[BRIEF]: Write the entries out again exactly as they stand, but without the pictures.

[Dataset items]:
━━━━

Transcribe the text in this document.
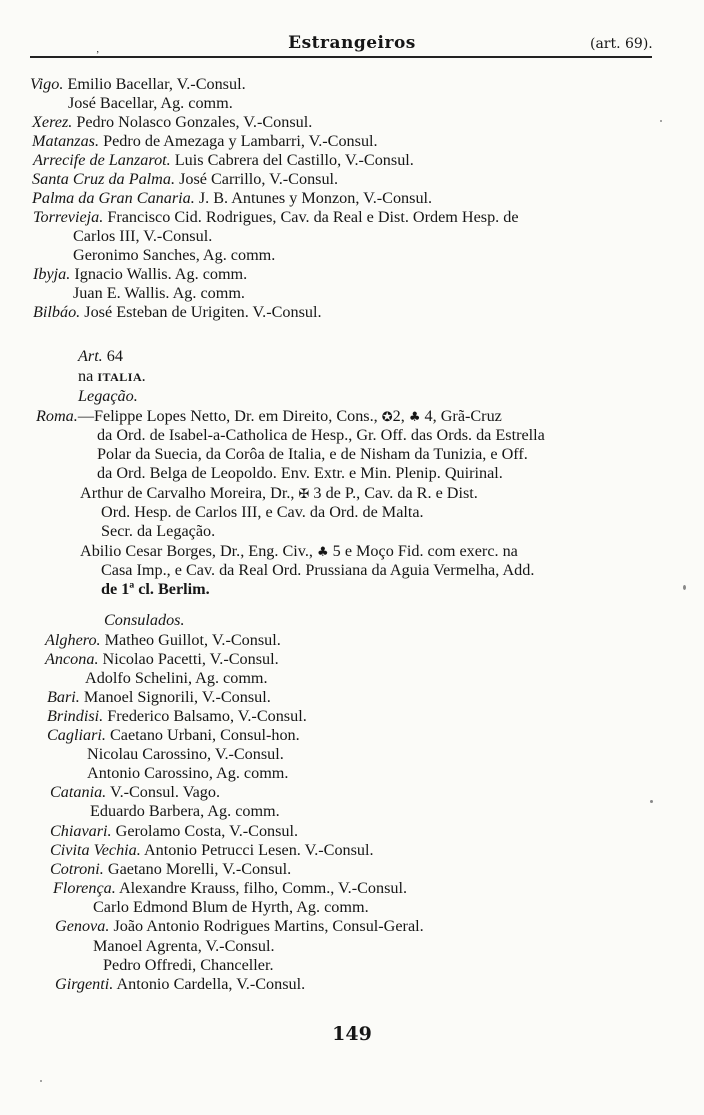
‚	Estrangeiros	(art. 69).
Vigo. Emilio Bacellar, V.-Consul.
José Bacellar, Ag. comm.
Xerez. Pedro Nolasco Gonzales, V.-Consul.
Matanzas. Pedro de Amezaga y Lambarri, V.-Consul.
Arrecife de Lanzarot. Luis Cabrera del Castillo, V.-Consul.
Santa Cruz da Palma. José Carrillo, V.-Consul.
Palma da Gran Canaria. J. B. Antunes y Monzon, V.-Consul.
Torrevieja. Francisco Cid. Rodrigues, Cav. da Real e Dist. Ordem Hesp. de
Carlos III, V.-Consul.
Geronimo Sanches, Ag. comm.
Ibyja. Ignacio Wallis. Ag. comm.
Juan E. Wallis. Ag. comm.
Bilbáo. José Esteban de Urigiten. V.-Consul.
Art. 64
na ITALIA.
Legação.
Roma.—Felippe Lopes Netto, Dr. em Direito, Cons., ✪2, ♣ 4, Grã-Cruz
da Ord. de Isabel-a-Catholica de Hesp., Gr. Off. das Ords. da Estrella
Polar da Suecia, da Corôa de Italia, e de Nisham da Tunizia, e Off.
da Ord. Belga de Leopoldo. Env. Extr. e Min. Plenip. Quirinal.
Arthur de Carvalho Moreira, Dr., ✠ 3 de P., Cav. da R. e Dist.
Ord. Hesp. de Carlos III, e Cav. da Ord. de Malta.
Secr. da Legação.
Abilio Cesar Borges, Dr., Eng. Civ., ♣ 5 e Moço Fid. com exerc. na
Casa Imp., e Cav. da Real Ord. Prussiana da Aguia Vermelha, Add.
de 1ª cl. Berlim.
Consulados.
Alghero. Matheo Guillot, V.-Consul.
Ancona. Nicolao Pacetti, V.-Consul.
Adolfo Schelini, Ag. comm.
Bari. Manoel Signorili, V.-Consul.
Brindisi. Frederico Balsamo, V.-Consul.
Cagliari. Caetano Urbani, Consul-hon.
Nicolau Carossino, V.-Consul.
Antonio Carossino, Ag. comm.
Catania. V.-Consul. Vago.
Eduardo Barbera, Ag. comm.
Chiavari. Gerolamo Costa, V.-Consul.
Civita Vechia. Antonio Petrucci Lesen. V.-Consul.
Cotroni. Gaetano Morelli, V.-Consul.
Florença. Alexandre Krauss, filho, Comm., V.-Consul.
Carlo Edmond Blum de Hyrth, Ag. comm.
Genova. João Antonio Rodrigues Martins, Consul-Geral.
Manoel Agrenta, V.-Consul.
Pedro Offredi, Chanceller.
Girgenti. Antonio Cardella, V.-Consul.
149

━━━━

[SOLUTION]:
Transcribe the text in this document.
‚	Estrangeiros	(art. 69).
Vigo. Emilio Bacellar, V.-Consul.
José Bacellar, Ag. comm.
Xerez. Pedro Nolasco Gonzales, V.-Consul.
Matanzas. Pedro de Amezaga y Lambarri, V.-Consul.
Arrecife de Lanzarot. Luis Cabrera del Castillo, V.-Consul.
Santa Cruz da Palma. José Carrillo, V.-Consul.
Palma da Gran Canaria. J. B. Antunes y Monzon, V.-Consul.
Torrevieja. Francisco Cid. Rodrigues, Cav. da Real e Dist. Ordem Hesp. de
Carlos III, V.-Consul.
Geronimo Sanches, Ag. comm.
Ibyja. Ignacio Wallis. Ag. comm.
Juan E. Wallis. Ag. comm.
Bilbáo. José Esteban de Urigiten. V.-Consul.
Art. 64
na ITALIA.
Legação.
Roma.—Felippe Lopes Netto, Dr. em Direito, Cons., ✪2, ♣ 4, Grã-Cruz
da Ord. de Isabel-a-Catholica de Hesp., Gr. Off. das Ords. da Estrella
Polar da Suecia, da Corôa de Italia, e de Nisham da Tunizia, e Off.
da Ord. Belga de Leopoldo. Env. Extr. e Min. Plenip. Quirinal.
Arthur de Carvalho Moreira, Dr., ✠ 3 de P., Cav. da R. e Dist.
Ord. Hesp. de Carlos III, e Cav. da Ord. de Malta.
Secr. da Legação.
Abilio Cesar Borges, Dr., Eng. Civ., ♣ 5 e Moço Fid. com exerc. na
Casa Imp., e Cav. da Real Ord. Prussiana da Aguia Vermelha, Add.
de 1ª cl. Berlim.
Consulados.
Alghero. Matheo Guillot, V.-Consul.
Ancona. Nicolao Pacetti, V.-Consul.
Adolfo Schelini, Ag. comm.
Bari. Manoel Signorili, V.-Consul.
Brindisi. Frederico Balsamo, V.-Consul.
Cagliari. Caetano Urbani, Consul-hon.
Nicolau Carossino, V.-Consul.
Antonio Carossino, Ag. comm.
Catania. V.-Consul. Vago.
Eduardo Barbera, Ag. comm.
Chiavari. Gerolamo Costa, V.-Consul.
Civita Vechia. Antonio Petrucci Lesen. V.-Consul.
Cotroni. Gaetano Morelli, V.-Consul.
Florença. Alexandre Krauss, filho, Comm., V.-Consul.
Carlo Edmond Blum de Hyrth, Ag. comm.
Genova. João Antonio Rodrigues Martins, Consul-Geral.
Manoel Agrenta, V.-Consul.
Pedro Offredi, Chanceller.
Girgenti. Antonio Cardella, V.-Consul.
149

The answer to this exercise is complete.